Start of Stored rows

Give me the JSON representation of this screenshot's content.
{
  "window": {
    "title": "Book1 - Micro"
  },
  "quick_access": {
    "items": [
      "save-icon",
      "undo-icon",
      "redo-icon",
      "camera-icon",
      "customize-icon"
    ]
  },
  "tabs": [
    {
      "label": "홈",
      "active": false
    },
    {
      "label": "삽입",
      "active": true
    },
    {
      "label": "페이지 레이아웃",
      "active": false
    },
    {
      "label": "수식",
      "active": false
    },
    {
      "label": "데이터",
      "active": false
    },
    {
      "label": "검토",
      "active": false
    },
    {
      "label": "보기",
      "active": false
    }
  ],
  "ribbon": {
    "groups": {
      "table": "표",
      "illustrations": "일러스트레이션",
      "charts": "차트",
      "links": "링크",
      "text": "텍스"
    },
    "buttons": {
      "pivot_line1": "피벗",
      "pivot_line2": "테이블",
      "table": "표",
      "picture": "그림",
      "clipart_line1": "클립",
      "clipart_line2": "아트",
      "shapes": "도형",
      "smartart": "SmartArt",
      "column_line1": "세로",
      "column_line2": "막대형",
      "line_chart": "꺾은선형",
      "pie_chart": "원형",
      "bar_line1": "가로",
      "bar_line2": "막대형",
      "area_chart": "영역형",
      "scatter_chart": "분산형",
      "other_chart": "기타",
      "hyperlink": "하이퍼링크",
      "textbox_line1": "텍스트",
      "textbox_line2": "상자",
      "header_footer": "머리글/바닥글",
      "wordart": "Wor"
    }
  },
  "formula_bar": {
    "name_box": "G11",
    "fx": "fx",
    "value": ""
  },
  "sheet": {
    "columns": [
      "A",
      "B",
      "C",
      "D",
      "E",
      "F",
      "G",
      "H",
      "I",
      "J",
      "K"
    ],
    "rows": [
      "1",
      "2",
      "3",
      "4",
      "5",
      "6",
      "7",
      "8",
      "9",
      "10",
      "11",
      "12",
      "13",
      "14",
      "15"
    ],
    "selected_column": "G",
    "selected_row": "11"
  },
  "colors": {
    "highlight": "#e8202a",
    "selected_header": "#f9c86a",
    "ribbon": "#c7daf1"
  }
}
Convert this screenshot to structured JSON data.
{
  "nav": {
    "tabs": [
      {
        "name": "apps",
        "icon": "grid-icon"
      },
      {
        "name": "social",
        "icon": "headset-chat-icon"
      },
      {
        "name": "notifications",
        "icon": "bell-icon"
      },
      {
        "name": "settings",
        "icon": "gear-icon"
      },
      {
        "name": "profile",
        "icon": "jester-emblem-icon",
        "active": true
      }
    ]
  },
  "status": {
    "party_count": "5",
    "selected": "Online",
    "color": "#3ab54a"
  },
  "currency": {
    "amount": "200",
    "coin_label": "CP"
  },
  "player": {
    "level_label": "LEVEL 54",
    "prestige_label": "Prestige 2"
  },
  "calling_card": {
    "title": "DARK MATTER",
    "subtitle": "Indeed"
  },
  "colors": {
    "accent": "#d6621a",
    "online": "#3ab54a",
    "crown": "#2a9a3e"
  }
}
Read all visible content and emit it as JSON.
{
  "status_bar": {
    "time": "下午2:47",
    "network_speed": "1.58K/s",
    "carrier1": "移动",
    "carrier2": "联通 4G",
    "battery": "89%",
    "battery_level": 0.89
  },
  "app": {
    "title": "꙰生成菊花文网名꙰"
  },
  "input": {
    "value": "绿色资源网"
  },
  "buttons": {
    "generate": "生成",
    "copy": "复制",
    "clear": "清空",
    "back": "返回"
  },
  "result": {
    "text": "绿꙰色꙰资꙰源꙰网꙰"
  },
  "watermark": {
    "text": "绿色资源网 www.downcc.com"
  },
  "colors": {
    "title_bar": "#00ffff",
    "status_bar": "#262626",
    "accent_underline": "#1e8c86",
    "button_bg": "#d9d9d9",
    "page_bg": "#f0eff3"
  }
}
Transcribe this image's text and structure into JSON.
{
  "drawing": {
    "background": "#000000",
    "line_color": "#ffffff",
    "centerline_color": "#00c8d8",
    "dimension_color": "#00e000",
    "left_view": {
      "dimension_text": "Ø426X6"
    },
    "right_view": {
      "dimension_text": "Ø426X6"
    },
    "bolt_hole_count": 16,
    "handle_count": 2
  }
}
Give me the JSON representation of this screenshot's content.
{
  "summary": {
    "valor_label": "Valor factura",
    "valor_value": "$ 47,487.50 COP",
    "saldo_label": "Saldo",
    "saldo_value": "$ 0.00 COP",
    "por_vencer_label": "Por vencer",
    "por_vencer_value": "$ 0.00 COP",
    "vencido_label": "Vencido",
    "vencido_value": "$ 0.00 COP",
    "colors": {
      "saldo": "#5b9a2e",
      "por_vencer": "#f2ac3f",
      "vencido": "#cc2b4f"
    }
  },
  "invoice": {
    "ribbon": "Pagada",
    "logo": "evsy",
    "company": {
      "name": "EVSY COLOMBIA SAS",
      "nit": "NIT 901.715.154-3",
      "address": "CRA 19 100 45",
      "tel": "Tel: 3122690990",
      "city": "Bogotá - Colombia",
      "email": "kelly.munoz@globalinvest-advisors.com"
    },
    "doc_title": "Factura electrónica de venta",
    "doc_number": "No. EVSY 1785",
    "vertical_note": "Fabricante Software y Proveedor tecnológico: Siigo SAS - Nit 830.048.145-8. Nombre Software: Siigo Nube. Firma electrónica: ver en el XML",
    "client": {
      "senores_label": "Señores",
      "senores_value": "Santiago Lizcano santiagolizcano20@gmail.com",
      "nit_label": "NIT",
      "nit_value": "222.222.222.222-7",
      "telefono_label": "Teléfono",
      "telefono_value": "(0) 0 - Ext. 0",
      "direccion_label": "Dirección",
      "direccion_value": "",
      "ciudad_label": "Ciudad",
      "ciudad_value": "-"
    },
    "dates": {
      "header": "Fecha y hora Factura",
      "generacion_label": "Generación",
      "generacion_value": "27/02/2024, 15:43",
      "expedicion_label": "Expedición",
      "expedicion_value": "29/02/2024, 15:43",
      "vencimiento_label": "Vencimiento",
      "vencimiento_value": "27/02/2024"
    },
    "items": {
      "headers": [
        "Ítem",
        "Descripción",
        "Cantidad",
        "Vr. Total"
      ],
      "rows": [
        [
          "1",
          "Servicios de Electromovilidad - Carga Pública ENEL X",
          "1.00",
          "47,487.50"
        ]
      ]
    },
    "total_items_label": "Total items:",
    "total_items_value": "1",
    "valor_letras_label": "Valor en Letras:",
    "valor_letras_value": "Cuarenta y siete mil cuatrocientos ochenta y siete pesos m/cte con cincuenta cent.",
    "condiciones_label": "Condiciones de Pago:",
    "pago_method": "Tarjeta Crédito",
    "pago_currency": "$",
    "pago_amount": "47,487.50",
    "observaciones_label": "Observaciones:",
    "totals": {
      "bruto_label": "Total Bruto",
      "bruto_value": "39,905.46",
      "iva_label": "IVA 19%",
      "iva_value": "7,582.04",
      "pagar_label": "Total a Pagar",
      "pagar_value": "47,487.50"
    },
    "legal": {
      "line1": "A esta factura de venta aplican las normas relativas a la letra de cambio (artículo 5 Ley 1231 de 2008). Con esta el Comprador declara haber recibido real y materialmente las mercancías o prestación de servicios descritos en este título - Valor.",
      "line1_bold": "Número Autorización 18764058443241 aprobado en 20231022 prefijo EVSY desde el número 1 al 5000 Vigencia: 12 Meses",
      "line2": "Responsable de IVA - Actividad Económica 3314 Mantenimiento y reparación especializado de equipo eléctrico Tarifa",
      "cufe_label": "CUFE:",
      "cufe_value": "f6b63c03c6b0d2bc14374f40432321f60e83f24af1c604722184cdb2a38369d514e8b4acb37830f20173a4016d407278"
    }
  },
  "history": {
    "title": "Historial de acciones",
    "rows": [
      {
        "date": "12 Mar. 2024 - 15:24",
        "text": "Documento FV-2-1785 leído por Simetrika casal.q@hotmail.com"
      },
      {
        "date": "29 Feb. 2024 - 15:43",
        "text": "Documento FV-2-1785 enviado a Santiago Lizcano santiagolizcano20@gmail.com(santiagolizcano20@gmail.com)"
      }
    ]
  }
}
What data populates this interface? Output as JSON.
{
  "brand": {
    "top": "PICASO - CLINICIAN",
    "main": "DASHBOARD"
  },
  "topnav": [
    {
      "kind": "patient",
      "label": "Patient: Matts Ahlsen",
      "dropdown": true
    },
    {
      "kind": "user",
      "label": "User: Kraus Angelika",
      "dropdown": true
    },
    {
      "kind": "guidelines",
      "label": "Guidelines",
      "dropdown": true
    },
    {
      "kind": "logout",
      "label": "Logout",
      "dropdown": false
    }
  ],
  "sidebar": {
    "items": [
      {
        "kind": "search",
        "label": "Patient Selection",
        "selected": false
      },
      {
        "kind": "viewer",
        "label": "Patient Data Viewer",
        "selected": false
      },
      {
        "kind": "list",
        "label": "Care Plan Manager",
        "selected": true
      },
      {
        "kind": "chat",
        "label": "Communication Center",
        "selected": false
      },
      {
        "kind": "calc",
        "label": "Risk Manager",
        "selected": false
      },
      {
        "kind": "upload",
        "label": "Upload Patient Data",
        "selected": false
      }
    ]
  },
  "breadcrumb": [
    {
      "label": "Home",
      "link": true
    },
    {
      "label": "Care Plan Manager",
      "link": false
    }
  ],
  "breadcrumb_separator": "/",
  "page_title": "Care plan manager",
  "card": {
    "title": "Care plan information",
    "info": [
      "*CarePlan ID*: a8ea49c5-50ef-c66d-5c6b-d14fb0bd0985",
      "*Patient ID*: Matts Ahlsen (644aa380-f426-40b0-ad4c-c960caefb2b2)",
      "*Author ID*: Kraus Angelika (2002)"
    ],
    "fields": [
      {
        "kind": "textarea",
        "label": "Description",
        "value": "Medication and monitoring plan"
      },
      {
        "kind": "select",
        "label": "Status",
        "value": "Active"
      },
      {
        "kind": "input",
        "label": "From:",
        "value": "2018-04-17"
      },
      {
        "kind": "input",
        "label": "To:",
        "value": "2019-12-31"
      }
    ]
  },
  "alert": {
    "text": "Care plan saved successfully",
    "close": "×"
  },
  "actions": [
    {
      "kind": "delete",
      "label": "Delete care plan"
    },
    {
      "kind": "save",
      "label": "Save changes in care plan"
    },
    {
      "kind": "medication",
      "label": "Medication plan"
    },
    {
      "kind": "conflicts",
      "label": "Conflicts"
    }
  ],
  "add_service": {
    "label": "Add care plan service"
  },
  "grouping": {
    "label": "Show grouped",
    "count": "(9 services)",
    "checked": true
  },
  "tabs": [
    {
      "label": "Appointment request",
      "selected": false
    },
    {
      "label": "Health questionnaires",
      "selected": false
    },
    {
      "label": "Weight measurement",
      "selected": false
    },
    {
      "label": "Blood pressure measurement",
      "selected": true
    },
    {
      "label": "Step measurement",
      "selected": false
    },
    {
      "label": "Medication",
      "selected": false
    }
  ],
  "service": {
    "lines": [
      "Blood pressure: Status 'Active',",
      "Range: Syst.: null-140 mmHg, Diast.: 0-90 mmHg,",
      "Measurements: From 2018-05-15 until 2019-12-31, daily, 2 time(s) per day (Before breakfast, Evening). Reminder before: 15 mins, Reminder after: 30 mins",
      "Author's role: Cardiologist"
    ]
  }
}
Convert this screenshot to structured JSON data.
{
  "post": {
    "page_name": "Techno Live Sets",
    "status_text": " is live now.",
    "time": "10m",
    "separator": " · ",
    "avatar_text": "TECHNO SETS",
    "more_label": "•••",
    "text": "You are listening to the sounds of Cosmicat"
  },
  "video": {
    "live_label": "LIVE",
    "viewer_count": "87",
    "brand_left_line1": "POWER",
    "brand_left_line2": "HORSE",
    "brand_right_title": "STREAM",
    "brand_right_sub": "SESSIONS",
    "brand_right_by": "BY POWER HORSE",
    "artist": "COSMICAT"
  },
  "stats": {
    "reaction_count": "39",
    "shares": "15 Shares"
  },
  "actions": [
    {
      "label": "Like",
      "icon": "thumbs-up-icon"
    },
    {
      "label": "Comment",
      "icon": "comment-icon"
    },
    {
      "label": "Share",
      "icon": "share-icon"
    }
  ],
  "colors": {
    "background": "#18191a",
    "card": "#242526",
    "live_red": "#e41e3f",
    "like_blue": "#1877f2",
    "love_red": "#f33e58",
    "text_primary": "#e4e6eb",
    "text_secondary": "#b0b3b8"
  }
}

End of Stored rows

_The request_: Return every line above in which the string "绿色资源网" occurs.

_Result of the task_:
    "value": "绿色资源网"
    "text": "绿色资源网 www.downcc.com"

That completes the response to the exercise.